Data extracted from a collection

======

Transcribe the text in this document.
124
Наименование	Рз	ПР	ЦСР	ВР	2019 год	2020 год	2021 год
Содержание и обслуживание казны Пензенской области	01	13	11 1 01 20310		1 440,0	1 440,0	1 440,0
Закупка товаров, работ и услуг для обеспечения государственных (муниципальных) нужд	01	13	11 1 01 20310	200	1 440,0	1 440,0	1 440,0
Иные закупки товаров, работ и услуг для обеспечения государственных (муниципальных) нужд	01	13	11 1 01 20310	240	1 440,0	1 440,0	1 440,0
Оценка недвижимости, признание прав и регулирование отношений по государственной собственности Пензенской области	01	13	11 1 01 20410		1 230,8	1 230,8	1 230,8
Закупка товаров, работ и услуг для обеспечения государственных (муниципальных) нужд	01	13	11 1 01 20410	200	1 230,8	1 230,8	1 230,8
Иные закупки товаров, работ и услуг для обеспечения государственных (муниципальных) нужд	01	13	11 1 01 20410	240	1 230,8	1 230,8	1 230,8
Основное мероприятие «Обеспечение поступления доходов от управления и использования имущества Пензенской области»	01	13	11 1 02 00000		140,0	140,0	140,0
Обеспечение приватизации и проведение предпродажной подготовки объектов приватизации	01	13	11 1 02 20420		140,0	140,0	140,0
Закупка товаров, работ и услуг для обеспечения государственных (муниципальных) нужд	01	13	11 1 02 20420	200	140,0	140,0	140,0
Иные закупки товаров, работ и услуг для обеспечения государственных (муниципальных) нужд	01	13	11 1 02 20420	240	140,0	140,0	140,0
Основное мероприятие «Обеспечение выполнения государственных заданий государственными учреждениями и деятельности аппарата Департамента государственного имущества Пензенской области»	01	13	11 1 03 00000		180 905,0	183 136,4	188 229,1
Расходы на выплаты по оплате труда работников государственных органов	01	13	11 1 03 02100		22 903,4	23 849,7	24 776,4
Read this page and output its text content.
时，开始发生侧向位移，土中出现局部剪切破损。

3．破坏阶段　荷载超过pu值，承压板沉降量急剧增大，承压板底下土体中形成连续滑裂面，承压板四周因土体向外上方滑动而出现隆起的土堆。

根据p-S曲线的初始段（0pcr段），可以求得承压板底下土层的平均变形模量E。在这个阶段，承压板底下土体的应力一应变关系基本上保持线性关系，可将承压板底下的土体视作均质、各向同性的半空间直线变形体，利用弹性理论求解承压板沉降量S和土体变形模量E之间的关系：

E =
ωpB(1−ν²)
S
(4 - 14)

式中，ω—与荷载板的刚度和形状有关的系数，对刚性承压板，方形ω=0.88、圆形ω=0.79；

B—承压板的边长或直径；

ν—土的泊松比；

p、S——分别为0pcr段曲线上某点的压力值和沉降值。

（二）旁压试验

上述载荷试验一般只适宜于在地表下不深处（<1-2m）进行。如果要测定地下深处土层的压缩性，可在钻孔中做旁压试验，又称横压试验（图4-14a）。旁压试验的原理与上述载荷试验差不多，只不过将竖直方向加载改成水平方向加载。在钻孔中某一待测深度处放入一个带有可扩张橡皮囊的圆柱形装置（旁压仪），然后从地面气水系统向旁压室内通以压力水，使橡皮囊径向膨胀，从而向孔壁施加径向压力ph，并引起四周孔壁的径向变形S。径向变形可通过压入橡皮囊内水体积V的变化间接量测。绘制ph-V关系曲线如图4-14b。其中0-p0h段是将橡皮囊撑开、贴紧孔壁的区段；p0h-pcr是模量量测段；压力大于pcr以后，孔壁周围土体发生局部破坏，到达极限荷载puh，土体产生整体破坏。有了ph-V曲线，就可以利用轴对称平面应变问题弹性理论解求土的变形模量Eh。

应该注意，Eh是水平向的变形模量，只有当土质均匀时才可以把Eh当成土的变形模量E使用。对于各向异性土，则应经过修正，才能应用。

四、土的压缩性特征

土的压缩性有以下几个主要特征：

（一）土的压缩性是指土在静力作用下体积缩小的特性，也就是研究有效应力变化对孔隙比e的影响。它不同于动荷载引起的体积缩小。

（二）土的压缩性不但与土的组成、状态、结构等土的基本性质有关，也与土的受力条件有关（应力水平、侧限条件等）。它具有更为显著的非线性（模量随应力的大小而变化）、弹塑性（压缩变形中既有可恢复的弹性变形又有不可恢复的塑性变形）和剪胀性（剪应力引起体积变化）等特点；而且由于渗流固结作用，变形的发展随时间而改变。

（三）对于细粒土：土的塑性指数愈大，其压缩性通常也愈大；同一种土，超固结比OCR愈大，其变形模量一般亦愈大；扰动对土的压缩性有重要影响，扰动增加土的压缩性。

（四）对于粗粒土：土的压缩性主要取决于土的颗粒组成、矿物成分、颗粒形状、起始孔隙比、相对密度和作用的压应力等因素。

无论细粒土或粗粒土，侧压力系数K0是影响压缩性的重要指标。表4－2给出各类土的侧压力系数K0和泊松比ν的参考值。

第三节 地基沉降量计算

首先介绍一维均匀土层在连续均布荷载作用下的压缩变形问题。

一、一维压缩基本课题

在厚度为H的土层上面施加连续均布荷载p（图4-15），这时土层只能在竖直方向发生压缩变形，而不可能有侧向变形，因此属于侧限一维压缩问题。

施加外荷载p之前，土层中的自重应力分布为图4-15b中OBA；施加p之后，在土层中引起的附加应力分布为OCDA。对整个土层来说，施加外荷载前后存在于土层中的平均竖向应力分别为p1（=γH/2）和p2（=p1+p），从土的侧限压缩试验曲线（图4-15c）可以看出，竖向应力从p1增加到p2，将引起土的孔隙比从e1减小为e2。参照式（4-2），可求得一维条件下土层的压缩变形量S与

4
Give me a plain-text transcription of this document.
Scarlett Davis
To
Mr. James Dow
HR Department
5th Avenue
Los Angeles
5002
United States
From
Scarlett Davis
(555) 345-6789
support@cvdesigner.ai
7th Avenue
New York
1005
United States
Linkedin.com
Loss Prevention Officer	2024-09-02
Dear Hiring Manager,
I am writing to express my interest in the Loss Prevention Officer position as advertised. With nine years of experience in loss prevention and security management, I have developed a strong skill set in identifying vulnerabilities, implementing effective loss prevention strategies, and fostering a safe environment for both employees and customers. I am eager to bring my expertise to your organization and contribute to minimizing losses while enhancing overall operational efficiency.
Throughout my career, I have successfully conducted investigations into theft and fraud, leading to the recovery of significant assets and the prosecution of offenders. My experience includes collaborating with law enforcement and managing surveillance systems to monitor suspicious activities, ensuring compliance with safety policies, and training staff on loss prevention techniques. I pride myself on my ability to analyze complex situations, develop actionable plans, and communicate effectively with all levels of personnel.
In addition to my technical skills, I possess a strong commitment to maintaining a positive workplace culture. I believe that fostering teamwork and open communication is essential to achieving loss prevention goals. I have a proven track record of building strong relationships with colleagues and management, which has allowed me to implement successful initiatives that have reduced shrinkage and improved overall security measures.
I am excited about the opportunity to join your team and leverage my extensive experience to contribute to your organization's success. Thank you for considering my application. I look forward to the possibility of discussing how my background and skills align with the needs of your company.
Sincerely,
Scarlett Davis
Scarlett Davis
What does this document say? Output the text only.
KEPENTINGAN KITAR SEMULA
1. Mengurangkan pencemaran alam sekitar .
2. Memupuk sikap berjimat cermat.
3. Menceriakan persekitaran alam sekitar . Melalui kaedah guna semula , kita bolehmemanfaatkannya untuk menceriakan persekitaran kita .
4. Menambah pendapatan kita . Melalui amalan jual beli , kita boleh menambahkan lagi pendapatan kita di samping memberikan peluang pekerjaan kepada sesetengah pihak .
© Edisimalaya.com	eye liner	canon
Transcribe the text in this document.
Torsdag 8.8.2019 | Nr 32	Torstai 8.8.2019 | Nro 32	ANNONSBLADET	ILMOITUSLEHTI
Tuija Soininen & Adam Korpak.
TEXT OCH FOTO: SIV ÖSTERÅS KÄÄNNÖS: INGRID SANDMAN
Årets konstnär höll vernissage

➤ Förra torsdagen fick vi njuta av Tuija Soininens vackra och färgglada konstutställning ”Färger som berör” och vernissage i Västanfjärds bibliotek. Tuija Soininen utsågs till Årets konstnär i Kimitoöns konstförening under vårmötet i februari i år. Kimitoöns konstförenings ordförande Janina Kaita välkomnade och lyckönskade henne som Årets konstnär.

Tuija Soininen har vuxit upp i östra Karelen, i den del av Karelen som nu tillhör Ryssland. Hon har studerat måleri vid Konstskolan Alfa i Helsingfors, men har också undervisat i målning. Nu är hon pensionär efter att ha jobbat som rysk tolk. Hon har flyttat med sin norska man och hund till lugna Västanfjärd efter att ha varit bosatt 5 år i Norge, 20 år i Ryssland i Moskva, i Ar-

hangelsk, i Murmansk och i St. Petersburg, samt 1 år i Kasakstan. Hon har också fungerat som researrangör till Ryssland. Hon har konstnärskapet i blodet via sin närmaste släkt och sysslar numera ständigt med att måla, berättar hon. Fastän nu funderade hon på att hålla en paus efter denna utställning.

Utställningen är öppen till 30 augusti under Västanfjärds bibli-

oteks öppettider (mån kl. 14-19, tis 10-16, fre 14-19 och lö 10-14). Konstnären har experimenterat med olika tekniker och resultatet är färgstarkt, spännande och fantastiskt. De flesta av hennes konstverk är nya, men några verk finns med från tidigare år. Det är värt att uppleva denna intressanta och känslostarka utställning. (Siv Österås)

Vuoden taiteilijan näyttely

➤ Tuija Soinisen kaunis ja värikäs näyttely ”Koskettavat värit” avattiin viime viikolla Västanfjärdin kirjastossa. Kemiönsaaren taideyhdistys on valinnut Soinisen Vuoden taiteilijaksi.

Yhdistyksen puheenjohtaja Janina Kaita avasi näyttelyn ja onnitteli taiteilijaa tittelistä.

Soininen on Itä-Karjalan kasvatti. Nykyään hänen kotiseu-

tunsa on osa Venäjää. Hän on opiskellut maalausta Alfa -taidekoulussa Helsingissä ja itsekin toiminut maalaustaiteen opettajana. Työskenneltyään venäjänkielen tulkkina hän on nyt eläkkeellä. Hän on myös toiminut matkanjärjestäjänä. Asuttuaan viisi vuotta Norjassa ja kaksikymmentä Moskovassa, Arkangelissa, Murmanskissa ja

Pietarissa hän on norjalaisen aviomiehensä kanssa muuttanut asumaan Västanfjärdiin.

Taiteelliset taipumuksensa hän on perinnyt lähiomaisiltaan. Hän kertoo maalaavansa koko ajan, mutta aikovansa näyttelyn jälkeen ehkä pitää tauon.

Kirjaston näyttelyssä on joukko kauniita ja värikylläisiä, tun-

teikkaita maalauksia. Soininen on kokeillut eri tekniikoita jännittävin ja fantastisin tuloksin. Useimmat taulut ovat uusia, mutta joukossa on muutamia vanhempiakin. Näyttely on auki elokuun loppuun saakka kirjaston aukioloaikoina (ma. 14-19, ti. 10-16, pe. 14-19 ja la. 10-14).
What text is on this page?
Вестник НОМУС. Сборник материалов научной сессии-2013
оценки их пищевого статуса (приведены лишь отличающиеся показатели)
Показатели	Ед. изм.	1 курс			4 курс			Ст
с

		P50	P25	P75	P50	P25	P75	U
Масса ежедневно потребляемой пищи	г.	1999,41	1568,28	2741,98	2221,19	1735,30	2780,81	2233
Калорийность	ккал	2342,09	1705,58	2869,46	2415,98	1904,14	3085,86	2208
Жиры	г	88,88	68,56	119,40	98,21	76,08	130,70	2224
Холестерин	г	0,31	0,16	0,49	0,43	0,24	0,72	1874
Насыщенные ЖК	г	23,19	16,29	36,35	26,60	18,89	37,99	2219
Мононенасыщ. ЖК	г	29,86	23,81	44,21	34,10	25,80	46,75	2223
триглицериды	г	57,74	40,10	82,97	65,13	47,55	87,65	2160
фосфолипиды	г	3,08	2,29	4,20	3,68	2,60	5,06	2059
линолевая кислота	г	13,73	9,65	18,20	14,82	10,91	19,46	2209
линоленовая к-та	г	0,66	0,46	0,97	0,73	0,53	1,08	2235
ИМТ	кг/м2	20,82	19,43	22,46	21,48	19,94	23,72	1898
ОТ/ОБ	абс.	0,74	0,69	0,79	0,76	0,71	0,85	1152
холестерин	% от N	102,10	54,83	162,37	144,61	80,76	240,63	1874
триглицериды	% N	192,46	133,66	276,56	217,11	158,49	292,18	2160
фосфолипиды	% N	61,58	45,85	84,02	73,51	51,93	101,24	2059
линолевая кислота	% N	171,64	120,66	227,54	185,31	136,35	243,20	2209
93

======

Objective: From the entries, copy out each line containing the word "alam".

Written answer:
1. Mengurangkan pencemaran alam sekitar .
3. Menceriakan persekitaran alam sekitar . Melalui kaedah guna semula , kita bolehmemanfaatkannya untuk menceriakan persekitaran kita .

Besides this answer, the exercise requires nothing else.